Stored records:

=====

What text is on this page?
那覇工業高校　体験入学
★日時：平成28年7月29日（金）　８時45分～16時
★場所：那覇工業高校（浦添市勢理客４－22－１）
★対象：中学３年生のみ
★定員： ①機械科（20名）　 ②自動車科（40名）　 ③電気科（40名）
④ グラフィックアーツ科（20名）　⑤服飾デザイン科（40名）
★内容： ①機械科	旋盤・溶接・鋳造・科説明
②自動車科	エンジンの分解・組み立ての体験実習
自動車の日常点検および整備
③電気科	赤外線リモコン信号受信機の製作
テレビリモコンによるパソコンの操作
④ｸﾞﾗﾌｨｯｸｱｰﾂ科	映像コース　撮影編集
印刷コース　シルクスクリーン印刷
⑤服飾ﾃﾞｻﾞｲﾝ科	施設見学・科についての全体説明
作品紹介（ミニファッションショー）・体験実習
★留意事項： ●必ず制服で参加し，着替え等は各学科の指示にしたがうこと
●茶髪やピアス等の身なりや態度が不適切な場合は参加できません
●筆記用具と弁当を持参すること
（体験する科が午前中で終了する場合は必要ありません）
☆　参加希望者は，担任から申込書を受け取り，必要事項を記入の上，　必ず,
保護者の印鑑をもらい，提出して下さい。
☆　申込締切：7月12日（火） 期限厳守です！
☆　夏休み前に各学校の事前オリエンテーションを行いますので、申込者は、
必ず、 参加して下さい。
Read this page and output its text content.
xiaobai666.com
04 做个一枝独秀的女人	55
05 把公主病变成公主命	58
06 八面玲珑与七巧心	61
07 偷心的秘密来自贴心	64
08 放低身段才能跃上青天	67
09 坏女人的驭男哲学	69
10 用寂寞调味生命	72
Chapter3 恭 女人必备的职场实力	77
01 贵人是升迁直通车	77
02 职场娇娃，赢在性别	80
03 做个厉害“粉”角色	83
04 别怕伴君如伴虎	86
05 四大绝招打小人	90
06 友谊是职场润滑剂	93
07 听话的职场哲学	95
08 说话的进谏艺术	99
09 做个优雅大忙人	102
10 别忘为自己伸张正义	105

=====

Report the number of lines containing the string "this" and add nothing to it.

> **Result**: 2